Directions for this task :: Set down each entry from the block beneath, exactly as written.

****************************************

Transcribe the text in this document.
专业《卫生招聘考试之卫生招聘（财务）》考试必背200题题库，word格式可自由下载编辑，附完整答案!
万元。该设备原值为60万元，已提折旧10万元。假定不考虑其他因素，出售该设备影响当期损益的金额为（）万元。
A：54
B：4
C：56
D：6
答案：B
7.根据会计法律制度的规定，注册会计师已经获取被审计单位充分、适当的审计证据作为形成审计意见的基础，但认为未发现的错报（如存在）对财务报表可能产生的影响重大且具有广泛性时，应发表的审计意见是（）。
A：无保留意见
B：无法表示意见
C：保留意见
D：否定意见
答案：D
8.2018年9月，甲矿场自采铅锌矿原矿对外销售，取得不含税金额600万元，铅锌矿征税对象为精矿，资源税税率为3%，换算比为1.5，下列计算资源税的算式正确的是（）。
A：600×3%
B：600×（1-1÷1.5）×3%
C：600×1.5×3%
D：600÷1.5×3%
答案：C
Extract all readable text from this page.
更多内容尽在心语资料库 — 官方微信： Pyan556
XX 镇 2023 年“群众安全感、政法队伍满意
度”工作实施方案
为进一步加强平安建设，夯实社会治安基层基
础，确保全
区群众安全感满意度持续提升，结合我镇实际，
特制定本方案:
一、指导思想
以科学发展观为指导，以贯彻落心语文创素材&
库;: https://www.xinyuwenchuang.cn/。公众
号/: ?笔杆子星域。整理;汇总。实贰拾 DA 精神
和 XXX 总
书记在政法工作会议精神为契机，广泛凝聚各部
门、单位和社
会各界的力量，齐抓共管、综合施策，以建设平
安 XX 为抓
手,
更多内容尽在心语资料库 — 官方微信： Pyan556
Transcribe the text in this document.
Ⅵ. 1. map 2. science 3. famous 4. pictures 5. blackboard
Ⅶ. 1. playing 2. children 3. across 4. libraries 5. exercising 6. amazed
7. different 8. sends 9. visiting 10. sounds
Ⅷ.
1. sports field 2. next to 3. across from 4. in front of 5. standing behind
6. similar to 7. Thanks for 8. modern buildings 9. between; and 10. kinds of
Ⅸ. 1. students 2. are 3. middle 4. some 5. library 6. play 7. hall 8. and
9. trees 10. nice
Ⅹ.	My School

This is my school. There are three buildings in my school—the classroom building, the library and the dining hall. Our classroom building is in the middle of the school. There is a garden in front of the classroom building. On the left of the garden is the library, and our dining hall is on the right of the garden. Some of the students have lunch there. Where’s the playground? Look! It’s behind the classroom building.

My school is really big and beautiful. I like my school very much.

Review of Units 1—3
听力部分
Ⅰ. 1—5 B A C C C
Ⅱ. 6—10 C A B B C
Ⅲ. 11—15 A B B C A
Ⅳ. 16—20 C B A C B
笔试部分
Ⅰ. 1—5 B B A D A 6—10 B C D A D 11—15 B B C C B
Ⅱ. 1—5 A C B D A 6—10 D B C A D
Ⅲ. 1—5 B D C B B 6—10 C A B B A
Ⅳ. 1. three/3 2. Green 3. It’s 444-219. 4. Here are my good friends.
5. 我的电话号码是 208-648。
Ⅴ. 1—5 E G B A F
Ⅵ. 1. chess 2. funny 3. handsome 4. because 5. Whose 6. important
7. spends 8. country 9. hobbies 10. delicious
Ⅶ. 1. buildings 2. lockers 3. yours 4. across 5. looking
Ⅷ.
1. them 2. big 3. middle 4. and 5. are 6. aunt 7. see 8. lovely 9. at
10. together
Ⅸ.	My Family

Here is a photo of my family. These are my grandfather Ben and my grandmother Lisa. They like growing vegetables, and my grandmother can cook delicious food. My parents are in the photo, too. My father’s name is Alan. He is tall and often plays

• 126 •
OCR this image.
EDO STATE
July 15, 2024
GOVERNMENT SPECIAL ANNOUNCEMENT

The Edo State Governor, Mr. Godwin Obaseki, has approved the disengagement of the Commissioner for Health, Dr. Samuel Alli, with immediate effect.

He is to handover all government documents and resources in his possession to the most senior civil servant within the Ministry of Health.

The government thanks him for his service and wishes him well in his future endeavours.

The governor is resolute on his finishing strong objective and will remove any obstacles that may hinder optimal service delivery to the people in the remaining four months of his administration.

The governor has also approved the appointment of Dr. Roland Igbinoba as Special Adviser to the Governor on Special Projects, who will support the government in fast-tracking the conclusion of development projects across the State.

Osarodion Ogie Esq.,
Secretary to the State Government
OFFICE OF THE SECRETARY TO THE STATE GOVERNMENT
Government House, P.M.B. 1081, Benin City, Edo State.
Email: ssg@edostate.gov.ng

****************************************

Task output ::
Transcribe the text in this document.
专业《卫生招聘考试之卫生招聘（财务）》考试必背200题题库，word格式可自由下载编辑，附完整答案!
万元。该设备原值为60万元，已提折旧10万元。假定不考虑其他因素，出售该设备影响当期损益的金额为（）万元。
A：54
B：4
C：56
D：6
答案：B
7.根据会计法律制度的规定，注册会计师已经获取被审计单位充分、适当的审计证据作为形成审计意见的基础，但认为未发现的错报（如存在）对财务报表可能产生的影响重大且具有广泛性时，应发表的审计意见是（）。
A：无保留意见
B：无法表示意见
C：保留意见
D：否定意见
答案：D
8.2018年9月，甲矿场自采铅锌矿原矿对外销售，取得不含税金额600万元，铅锌矿征税对象为精矿，资源税税率为3%，换算比为1.5，下列计算资源税的算式正确的是（）。
A：600×3%
B：600×（1-1÷1.5）×3%
C：600×1.5×3%
D：600÷1.5×3%
答案：C
Extract all readable text from this page.
更多内容尽在心语资料库 — 官方微信： Pyan556
XX 镇 2023 年“群众安全感、政法队伍满意
度”工作实施方案
为进一步加强平安建设，夯实社会治安基层基
础，确保全
区群众安全感满意度持续提升，结合我镇实际，
特制定本方案:
一、指导思想
以科学发展观为指导，以贯彻落心语文创素材&
库;: https://www.xinyuwenchuang.cn/。公众
号/: ?笔杆子星域。整理;汇总。实贰拾 DA 精神
和 XXX 总
书记在政法工作会议精神为契机，广泛凝聚各部
门、单位和社
会各界的力量，齐抓共管、综合施策，以建设平
安 XX 为抓
手,
更多内容尽在心语资料库 — 官方微信： Pyan556
Transcribe the text in this document.
Ⅵ. 1. map 2. science 3. famous 4. pictures 5. blackboard
Ⅶ. 1. playing 2. children 3. across 4. libraries 5. exercising 6. amazed
7. different 8. sends 9. visiting 10. sounds
Ⅷ.
1. sports field 2. next to 3. across from 4. in front of 5. standing behind
6. similar to 7. Thanks for 8. modern buildings 9. between; and 10. kinds of
Ⅸ. 1. students 2. are 3. middle 4. some 5. library 6. play 7. hall 8. and
9. trees 10. nice
Ⅹ.	My School

This is my school. There are three buildings in my school—the classroom building, the library and the dining hall. Our classroom building is in the middle of the school. There is a garden in front of the classroom building. On the left of the garden is the library, and our dining hall is on the right of the garden. Some of the students have lunch there. Where’s the playground? Look! It’s behind the classroom building.

My school is really big and beautiful. I like my school very much.

Review of Units 1—3
听力部分
Ⅰ. 1—5 B A C C C
Ⅱ. 6—10 C A B B C
Ⅲ. 11—15 A B B C A
Ⅳ. 16—20 C B A C B
笔试部分
Ⅰ. 1—5 B B A D A 6—10 B C D A D 11—15 B B C C B
Ⅱ. 1—5 A C B D A 6—10 D B C A D
Ⅲ. 1—5 B D C B B 6—10 C A B B A
Ⅳ. 1. three/3 2. Green 3. It’s 444-219. 4. Here are my good friends.
5. 我的电话号码是 208-648。
Ⅴ. 1—5 E G B A F
Ⅵ. 1. chess 2. funny 3. handsome 4. because 5. Whose 6. important
7. spends 8. country 9. hobbies 10. delicious
Ⅶ. 1. buildings 2. lockers 3. yours 4. across 5. looking
Ⅷ.
1. them 2. big 3. middle 4. and 5. are 6. aunt 7. see 8. lovely 9. at
10. together
Ⅸ.	My Family

Here is a photo of my family. These are my grandfather Ben and my grandmother Lisa. They like growing vegetables, and my grandmother can cook delicious food. My parents are in the photo, too. My father’s name is Alan. He is tall and often plays

• 126 •
OCR this image.
EDO STATE
July 15, 2024
GOVERNMENT SPECIAL ANNOUNCEMENT

The Edo State Governor, Mr. Godwin Obaseki, has approved the disengagement of the Commissioner for Health, Dr. Samuel Alli, with immediate effect.

He is to handover all government documents and resources in his possession to the most senior civil servant within the Ministry of Health.

The government thanks him for his service and wishes him well in his future endeavours.

The governor is resolute on his finishing strong objective and will remove any obstacles that may hinder optimal service delivery to the people in the remaining four months of his administration.

The governor has also approved the appointment of Dr. Roland Igbinoba as Special Adviser to the Governor on Special Projects, who will support the government in fast-tracking the conclusion of development projects across the State.

Osarodion Ogie Esq.,
Secretary to the State Government
OFFICE OF THE SECRETARY TO THE STATE GOVERNMENT
Government House, P.M.B. 1081, Benin City, Edo State.
Email: ssg@edostate.gov.ng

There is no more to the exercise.